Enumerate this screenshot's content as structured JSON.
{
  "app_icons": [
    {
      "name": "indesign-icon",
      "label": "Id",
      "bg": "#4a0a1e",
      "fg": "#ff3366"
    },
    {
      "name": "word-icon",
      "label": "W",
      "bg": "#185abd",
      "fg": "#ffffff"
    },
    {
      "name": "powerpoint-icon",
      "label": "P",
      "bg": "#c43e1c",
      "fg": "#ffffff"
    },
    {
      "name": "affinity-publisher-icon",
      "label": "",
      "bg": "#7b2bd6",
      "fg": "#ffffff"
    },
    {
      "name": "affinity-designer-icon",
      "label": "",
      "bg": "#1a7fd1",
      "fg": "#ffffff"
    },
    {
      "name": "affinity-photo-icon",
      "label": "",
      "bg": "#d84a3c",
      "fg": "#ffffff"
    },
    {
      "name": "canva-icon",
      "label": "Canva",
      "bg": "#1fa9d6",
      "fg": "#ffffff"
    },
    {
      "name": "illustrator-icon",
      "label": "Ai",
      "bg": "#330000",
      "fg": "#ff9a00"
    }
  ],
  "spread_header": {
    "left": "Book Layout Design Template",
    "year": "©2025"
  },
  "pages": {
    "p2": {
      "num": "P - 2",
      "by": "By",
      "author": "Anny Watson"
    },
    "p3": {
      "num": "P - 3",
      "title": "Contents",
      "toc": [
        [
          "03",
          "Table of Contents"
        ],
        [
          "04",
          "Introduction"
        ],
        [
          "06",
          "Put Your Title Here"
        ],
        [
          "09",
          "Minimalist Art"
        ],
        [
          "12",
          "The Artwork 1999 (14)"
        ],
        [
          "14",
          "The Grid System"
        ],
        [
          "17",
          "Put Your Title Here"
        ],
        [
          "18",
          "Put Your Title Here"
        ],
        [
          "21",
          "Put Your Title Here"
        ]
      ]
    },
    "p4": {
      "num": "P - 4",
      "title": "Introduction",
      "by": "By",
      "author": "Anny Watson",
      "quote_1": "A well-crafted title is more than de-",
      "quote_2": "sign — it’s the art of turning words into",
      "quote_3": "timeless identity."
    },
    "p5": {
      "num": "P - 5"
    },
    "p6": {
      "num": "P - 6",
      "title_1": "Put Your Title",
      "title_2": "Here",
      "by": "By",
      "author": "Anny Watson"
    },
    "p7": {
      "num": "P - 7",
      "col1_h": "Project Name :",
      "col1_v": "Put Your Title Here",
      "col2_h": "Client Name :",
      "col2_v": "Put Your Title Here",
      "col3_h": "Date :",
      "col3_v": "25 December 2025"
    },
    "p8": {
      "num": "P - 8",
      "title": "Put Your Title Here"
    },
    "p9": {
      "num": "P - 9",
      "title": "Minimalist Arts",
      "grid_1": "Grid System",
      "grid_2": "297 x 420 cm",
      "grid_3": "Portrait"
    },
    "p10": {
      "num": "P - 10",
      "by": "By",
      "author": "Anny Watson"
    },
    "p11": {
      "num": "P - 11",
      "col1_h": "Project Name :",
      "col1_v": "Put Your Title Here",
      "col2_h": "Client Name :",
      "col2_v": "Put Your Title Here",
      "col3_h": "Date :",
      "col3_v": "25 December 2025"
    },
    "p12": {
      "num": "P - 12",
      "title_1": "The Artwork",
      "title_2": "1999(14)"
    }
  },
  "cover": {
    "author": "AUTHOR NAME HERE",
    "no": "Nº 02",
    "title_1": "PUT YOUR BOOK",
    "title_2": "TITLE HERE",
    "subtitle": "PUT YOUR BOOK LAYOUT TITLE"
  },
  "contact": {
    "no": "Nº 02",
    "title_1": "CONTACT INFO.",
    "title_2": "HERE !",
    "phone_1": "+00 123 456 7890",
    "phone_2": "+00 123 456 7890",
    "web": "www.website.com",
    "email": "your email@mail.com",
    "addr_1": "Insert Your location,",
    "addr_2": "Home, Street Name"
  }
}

-*-*-

Work to do –
Retype the listing. Match it exactly.

Answer below –
Enumerate this screenshot's content as structured JSON.
{
  "app_icons": [
    {
      "name": "indesign-icon",
      "label": "Id",
      "bg": "#4a0a1e",
      "fg": "#ff3366"
    },
    {
      "name": "word-icon",
      "label": "W",
      "bg": "#185abd",
      "fg": "#ffffff"
    },
    {
      "name": "powerpoint-icon",
      "label": "P",
      "bg": "#c43e1c",
      "fg": "#ffffff"
    },
    {
      "name": "affinity-publisher-icon",
      "label": "",
      "bg": "#7b2bd6",
      "fg": "#ffffff"
    },
    {
      "name": "affinity-designer-icon",
      "label": "",
      "bg": "#1a7fd1",
      "fg": "#ffffff"
    },
    {
      "name": "affinity-photo-icon",
      "label": "",
      "bg": "#d84a3c",
      "fg": "#ffffff"
    },
    {
      "name": "canva-icon",
      "label": "Canva",
      "bg": "#1fa9d6",
      "fg": "#ffffff"
    },
    {
      "name": "illustrator-icon",
      "label": "Ai",
      "bg": "#330000",
      "fg": "#ff9a00"
    }
  ],
  "spread_header": {
    "left": "Book Layout Design Template",
    "year": "©2025"
  },
  "pages": {
    "p2": {
      "num": "P - 2",
      "by": "By",
      "author": "Anny Watson"
    },
    "p3": {
      "num": "P - 3",
      "title": "Contents",
      "toc": [
        [
          "03",
          "Table of Contents"
        ],
        [
          "04",
          "Introduction"
        ],
        [
          "06",
          "Put Your Title Here"
        ],
        [
          "09",
          "Minimalist Art"
        ],
        [
          "12",
          "The Artwork 1999 (14)"
        ],
        [
          "14",
          "The Grid System"
        ],
        [
          "17",
          "Put Your Title Here"
        ],
        [
          "18",
          "Put Your Title Here"
        ],
        [
          "21",
          "Put Your Title Here"
        ]
      ]
    },
    "p4": {
      "num": "P - 4",
      "title": "Introduction",
      "by": "By",
      "author": "Anny Watson",
      "quote_1": "A well-crafted title is more than de-",
      "quote_2": "sign — it’s the art of turning words into",
      "quote_3": "timeless identity."
    },
    "p5": {
      "num": "P - 5"
    },
    "p6": {
      "num": "P - 6",
      "title_1": "Put Your Title",
      "title_2": "Here",
      "by": "By",
      "author": "Anny Watson"
    },
    "p7": {
      "num": "P - 7",
      "col1_h": "Project Name :",
      "col1_v": "Put Your Title Here",
      "col2_h": "Client Name :",
      "col2_v": "Put Your Title Here",
      "col3_h": "Date :",
      "col3_v": "25 December 2025"
    },
    "p8": {
      "num": "P - 8",
      "title": "Put Your Title Here"
    },
    "p9": {
      "num": "P - 9",
      "title": "Minimalist Arts",
      "grid_1": "Grid System",
      "grid_2": "297 x 420 cm",
      "grid_3": "Portrait"
    },
    "p10": {
      "num": "P - 10",
      "by": "By",
      "author": "Anny Watson"
    },
    "p11": {
      "num": "P - 11",
      "col1_h": "Project Name :",
      "col1_v": "Put Your Title Here",
      "col2_h": "Client Name :",
      "col2_v": "Put Your Title Here",
      "col3_h": "Date :",
      "col3_v": "25 December 2025"
    },
    "p12": {
      "num": "P - 12",
      "title_1": "The Artwork",
      "title_2": "1999(14)"
    }
  },
  "cover": {
    "author": "AUTHOR NAME HERE",
    "no": "Nº 02",
    "title_1": "PUT YOUR BOOK",
    "title_2": "TITLE HERE",
    "subtitle": "PUT YOUR BOOK LAYOUT TITLE"
  },
  "contact": {
    "no": "Nº 02",
    "title_1": "CONTACT INFO.",
    "title_2": "HERE !",
    "phone_1": "+00 123 456 7890",
    "phone_2": "+00 123 456 7890",
    "web": "www.website.com",
    "email": "your email@mail.com",
    "addr_1": "Insert Your location,",
    "addr_2": "Home, Street Name"
  }
}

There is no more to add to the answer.